Copy each line that contains the string "from".
━━━━━ Working data
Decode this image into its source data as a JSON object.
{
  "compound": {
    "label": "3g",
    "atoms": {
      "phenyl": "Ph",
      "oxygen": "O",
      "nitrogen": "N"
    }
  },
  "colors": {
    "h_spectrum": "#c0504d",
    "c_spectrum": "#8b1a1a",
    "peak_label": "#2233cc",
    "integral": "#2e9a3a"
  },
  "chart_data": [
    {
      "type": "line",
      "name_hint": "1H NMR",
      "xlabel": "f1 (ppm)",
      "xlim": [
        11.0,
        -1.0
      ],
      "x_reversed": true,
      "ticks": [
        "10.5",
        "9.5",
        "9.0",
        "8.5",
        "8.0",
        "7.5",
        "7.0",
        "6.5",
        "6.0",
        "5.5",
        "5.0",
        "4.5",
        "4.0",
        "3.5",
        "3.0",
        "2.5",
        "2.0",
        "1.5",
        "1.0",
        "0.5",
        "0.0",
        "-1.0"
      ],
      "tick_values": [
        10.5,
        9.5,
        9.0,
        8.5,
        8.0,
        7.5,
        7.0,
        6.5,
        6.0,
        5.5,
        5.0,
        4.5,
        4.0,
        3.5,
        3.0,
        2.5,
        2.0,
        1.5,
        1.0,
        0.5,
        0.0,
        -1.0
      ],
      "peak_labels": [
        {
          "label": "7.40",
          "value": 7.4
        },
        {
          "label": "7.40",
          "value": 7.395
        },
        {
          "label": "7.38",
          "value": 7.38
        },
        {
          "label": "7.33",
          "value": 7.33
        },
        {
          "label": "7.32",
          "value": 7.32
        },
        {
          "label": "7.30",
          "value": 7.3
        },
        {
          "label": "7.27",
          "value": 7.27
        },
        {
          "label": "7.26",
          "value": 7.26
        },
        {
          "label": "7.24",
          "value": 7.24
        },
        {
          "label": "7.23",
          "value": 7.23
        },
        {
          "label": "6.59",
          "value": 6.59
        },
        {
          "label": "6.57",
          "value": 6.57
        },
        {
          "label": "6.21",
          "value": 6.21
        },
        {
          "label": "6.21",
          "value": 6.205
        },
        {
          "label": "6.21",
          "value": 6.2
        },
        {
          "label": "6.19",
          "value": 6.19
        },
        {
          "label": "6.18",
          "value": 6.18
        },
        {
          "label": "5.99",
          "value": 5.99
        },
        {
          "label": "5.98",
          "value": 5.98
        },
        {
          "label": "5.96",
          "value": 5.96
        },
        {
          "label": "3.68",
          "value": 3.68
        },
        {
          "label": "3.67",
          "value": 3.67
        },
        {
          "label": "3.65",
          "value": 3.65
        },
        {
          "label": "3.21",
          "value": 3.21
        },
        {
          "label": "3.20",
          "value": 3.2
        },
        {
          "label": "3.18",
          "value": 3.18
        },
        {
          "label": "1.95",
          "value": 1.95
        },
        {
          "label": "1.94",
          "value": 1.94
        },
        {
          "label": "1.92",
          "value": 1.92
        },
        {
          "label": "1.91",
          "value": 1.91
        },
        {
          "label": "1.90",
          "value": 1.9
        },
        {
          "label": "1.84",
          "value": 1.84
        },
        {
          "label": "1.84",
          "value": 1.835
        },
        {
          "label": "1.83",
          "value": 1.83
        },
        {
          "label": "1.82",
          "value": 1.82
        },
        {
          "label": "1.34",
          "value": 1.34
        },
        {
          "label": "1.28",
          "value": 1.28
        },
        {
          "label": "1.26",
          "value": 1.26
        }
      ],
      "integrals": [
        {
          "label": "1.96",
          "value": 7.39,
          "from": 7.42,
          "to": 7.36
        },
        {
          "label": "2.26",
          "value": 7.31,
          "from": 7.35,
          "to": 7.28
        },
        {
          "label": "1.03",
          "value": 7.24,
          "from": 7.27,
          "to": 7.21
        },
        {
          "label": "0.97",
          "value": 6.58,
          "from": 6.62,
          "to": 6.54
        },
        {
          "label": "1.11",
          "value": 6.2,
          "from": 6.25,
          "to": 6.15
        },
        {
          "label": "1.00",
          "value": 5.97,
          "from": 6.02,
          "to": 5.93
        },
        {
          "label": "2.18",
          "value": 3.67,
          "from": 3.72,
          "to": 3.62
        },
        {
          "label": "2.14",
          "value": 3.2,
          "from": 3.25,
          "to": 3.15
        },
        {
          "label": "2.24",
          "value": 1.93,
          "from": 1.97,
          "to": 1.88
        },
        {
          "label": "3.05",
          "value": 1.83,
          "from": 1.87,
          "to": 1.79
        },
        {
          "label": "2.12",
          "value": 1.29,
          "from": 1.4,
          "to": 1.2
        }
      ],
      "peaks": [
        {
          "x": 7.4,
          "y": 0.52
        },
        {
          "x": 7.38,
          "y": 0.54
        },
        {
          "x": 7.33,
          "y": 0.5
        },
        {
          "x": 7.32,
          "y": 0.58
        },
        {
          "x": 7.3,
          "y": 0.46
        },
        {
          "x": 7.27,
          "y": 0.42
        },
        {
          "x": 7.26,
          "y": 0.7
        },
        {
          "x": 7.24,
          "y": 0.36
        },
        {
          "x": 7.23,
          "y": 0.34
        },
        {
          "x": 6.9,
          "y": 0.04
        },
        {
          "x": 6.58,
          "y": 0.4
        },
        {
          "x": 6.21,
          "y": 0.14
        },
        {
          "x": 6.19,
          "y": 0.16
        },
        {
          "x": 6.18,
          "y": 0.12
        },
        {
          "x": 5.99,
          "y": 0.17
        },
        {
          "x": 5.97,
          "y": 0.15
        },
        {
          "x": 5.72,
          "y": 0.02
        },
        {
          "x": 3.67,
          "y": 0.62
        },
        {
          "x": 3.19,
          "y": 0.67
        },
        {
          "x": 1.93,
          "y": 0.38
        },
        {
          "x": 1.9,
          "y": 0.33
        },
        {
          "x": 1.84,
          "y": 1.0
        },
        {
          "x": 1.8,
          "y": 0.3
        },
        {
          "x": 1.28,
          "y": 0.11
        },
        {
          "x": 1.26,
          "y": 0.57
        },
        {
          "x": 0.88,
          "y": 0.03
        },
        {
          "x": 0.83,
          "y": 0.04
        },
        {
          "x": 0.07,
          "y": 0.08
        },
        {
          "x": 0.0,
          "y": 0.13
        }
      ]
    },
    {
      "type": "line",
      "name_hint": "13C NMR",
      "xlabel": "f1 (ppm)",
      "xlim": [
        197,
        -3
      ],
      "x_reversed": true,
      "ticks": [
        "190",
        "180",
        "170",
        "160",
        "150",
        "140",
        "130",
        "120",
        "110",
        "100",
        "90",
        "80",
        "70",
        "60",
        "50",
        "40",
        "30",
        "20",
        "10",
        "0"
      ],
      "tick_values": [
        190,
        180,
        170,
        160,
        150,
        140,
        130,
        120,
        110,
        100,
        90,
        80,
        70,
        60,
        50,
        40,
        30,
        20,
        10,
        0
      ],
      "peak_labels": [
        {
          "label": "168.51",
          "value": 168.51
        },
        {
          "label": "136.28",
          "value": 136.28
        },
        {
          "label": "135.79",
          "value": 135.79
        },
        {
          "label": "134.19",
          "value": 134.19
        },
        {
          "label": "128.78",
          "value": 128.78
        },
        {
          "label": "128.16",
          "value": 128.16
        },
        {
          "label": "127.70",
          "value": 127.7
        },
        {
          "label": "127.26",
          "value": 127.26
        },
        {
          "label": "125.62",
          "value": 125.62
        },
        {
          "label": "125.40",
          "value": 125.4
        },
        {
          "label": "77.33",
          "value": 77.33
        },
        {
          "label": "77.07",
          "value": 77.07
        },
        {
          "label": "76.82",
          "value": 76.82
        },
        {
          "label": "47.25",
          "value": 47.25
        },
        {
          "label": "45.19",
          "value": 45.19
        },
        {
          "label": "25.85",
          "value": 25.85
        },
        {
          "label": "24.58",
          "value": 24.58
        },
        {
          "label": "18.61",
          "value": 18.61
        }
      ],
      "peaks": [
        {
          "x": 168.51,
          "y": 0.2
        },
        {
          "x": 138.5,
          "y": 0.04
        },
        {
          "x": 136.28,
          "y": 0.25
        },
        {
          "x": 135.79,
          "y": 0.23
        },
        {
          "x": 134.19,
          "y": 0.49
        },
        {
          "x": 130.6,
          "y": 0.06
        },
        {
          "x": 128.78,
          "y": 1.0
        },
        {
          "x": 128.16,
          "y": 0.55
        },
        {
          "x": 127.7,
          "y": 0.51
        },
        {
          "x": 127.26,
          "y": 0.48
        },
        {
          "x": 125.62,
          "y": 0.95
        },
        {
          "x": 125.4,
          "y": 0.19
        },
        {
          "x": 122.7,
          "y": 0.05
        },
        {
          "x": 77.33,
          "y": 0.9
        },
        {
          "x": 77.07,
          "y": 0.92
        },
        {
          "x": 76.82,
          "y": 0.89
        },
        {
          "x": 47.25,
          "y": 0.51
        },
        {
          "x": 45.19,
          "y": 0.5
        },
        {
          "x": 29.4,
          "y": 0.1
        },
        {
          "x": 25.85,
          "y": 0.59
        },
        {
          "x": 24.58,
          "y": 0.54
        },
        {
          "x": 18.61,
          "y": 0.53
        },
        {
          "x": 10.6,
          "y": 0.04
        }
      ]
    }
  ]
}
━━━━━━━━━━
## Task solution:
          "from": 7.42,
          "from": 7.35,
          "from": 7.27,
          "from": 6.62,
          "from": 6.25,
          "from": 6.02,
          "from": 3.72,
          "from": 3.25,
          "from": 1.97,
          "from": 1.87,
          "from": 1.4,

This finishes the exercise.